• TASK TO CARRY OUT
Extract exactly and only the lines from the one containing "Extract all readable text from this page." through the end of the entries below. Pictures should not appear in the copy.

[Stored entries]
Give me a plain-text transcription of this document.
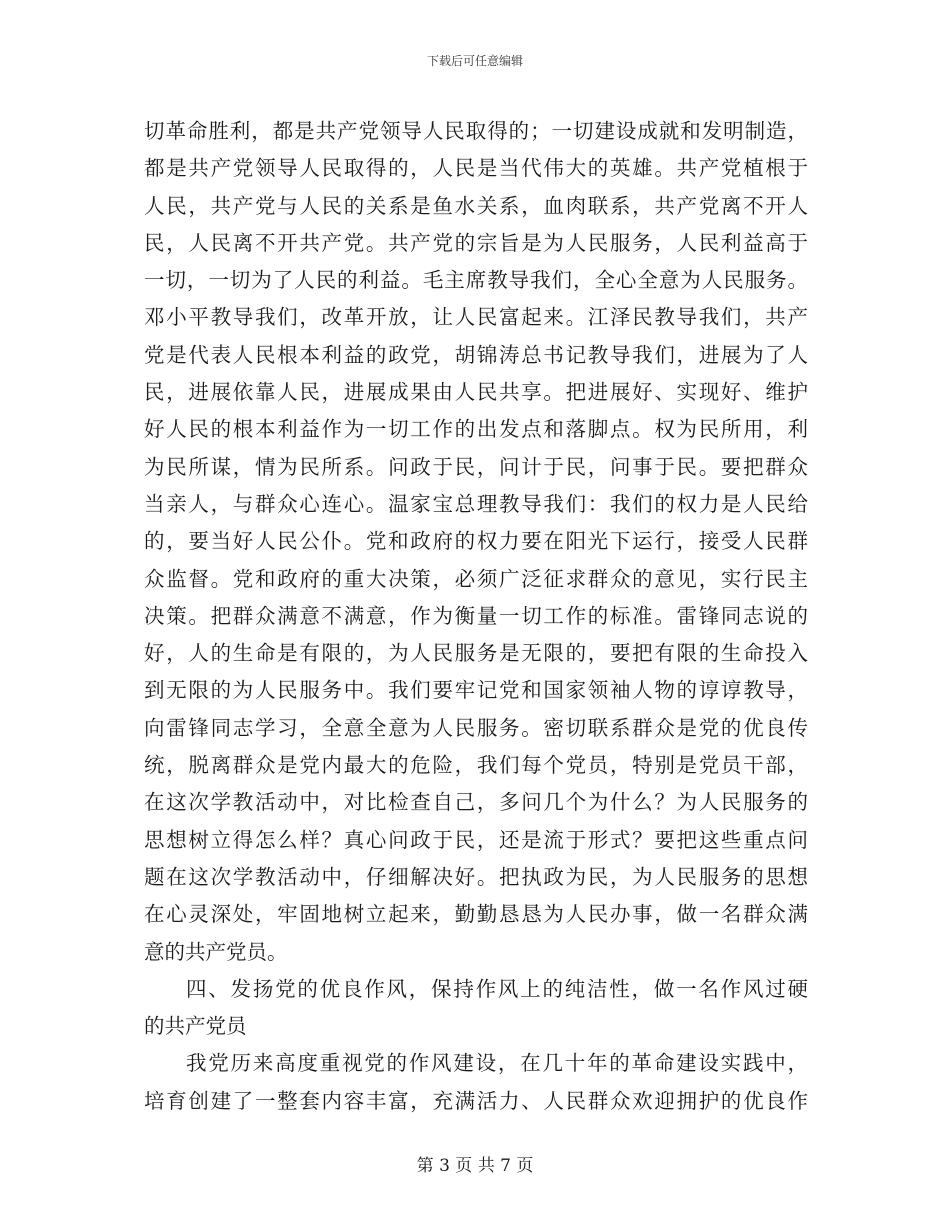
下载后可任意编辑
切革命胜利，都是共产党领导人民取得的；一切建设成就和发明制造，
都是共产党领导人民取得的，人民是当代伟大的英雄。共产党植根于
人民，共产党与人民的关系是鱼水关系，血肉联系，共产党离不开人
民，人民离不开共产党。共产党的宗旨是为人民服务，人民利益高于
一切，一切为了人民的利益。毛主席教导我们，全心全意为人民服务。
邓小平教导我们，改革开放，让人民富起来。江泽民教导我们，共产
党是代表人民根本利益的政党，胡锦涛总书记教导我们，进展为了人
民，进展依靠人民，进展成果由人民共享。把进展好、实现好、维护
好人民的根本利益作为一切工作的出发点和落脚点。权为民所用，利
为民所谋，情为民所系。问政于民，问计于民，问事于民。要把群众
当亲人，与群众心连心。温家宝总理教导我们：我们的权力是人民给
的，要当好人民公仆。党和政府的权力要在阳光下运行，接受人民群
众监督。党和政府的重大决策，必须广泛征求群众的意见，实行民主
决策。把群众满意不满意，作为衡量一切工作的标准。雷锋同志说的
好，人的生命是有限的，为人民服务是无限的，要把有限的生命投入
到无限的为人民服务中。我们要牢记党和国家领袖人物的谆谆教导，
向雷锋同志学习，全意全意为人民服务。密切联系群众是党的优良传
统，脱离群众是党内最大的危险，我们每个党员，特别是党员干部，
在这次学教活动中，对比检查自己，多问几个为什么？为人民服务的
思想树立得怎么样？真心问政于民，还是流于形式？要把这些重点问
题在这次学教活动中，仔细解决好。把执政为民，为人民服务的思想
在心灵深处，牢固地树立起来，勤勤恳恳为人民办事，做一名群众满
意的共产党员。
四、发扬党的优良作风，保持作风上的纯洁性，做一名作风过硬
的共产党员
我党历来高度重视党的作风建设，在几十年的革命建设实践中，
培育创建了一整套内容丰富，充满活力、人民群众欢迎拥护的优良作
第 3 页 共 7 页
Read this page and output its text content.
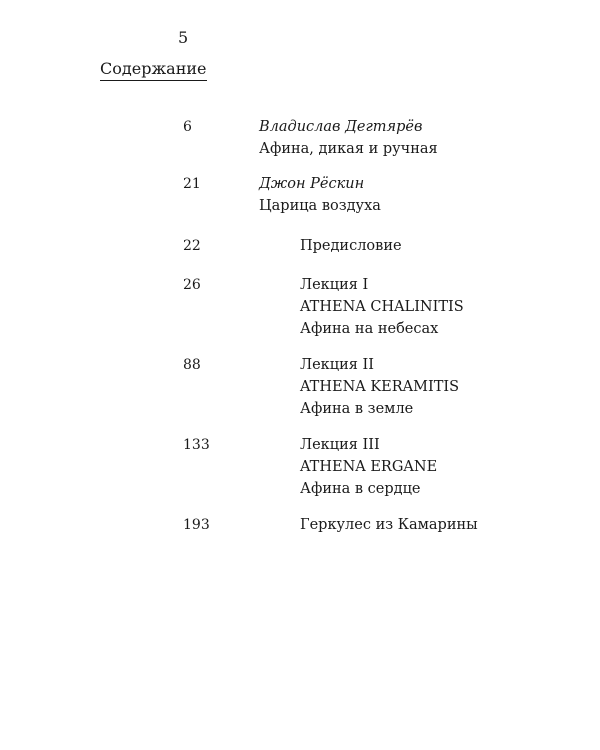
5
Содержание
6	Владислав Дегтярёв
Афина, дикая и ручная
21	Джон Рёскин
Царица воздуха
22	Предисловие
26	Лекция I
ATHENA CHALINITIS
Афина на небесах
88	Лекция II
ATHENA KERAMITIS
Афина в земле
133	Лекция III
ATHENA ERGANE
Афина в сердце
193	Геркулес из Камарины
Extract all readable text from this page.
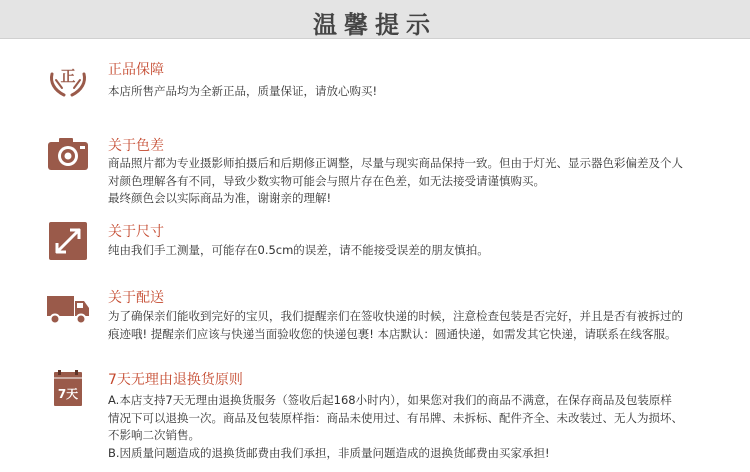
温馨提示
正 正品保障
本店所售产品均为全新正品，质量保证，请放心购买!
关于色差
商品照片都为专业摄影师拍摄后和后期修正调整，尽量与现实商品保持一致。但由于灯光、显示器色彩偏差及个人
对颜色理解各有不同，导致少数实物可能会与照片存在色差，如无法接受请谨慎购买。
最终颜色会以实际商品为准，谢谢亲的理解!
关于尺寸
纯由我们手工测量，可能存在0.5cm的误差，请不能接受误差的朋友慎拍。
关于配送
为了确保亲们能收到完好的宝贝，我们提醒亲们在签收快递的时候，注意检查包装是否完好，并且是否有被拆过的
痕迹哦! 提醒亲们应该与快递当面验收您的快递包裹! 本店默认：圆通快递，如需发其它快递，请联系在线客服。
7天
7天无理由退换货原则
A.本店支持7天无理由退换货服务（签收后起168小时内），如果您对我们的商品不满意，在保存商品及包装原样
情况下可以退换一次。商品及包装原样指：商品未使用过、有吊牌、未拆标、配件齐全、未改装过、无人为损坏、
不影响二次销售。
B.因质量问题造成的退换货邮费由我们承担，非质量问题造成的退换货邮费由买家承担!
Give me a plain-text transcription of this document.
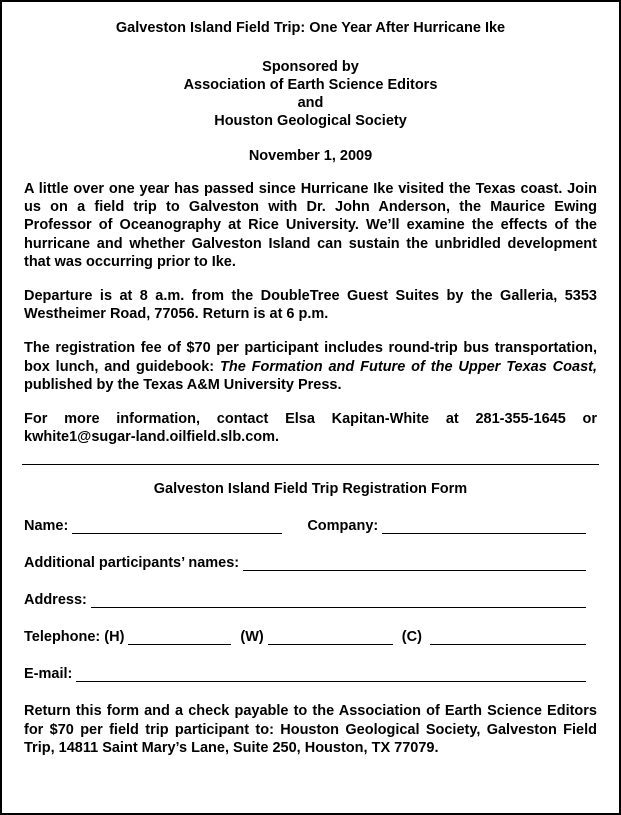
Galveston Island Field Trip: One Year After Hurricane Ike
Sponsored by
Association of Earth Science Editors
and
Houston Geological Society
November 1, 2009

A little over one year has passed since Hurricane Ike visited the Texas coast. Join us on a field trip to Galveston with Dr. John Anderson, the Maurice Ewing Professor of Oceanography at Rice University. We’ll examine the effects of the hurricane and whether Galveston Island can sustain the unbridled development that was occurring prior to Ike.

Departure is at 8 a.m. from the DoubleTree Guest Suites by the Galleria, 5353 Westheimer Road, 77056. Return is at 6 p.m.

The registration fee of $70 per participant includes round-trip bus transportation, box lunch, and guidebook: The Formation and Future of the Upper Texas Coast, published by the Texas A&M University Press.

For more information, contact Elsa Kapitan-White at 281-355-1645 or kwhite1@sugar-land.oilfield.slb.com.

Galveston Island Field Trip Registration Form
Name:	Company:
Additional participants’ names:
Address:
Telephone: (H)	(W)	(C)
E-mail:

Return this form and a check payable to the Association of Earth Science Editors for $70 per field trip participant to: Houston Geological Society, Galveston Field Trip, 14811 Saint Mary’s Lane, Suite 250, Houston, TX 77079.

• SOLUTION FOR THIS TASK
Extract all readable text from this page.
温馨提示
正 正品保障
本店所售产品均为全新正品，质量保证，请放心购买!
关于色差
商品照片都为专业摄影师拍摄后和后期修正调整，尽量与现实商品保持一致。但由于灯光、显示器色彩偏差及个人
对颜色理解各有不同，导致少数实物可能会与照片存在色差，如无法接受请谨慎购买。
最终颜色会以实际商品为准，谢谢亲的理解!
关于尺寸
纯由我们手工测量，可能存在0.5cm的误差，请不能接受误差的朋友慎拍。
关于配送
为了确保亲们能收到完好的宝贝，我们提醒亲们在签收快递的时候，注意检查包装是否完好，并且是否有被拆过的
痕迹哦! 提醒亲们应该与快递当面验收您的快递包裹! 本店默认：圆通快递，如需发其它快递，请联系在线客服。
7天
7天无理由退换货原则
A.本店支持7天无理由退换货服务（签收后起168小时内），如果您对我们的商品不满意，在保存商品及包装原样
情况下可以退换一次。商品及包装原样指：商品未使用过、有吊牌、未拆标、配件齐全、未改装过、无人为损坏、
不影响二次销售。
B.因质量问题造成的退换货邮费由我们承担，非质量问题造成的退换货邮费由买家承担!
Give me a plain-text transcription of this document.
Galveston Island Field Trip: One Year After Hurricane Ike
Sponsored by
Association of Earth Science Editors
and
Houston Geological Society
November 1, 2009

A little over one year has passed since Hurricane Ike visited the Texas coast. Join us on a field trip to Galveston with Dr. John Anderson, the Maurice Ewing Professor of Oceanography at Rice University. We’ll examine the effects of the hurricane and whether Galveston Island can sustain the unbridled development that was occurring prior to Ike.

Departure is at 8 a.m. from the DoubleTree Guest Suites by the Galleria, 5353 Westheimer Road, 77056. Return is at 6 p.m.

The registration fee of $70 per participant includes round-trip bus transportation, box lunch, and guidebook: The Formation and Future of the Upper Texas Coast, published by the Texas A&M University Press.

For more information, contact Elsa Kapitan-White at 281-355-1645 or kwhite1@sugar-land.oilfield.slb.com.

Galveston Island Field Trip Registration Form
Name:	Company:
Additional participants’ names:
Address:
Telephone: (H)	(W)	(C)
E-mail:

Return this form and a check payable to the Association of Earth Science Editors for $70 per field trip participant to: Houston Geological Society, Galveston Field Trip, 14811 Saint Mary’s Lane, Suite 250, Houston, TX 77079.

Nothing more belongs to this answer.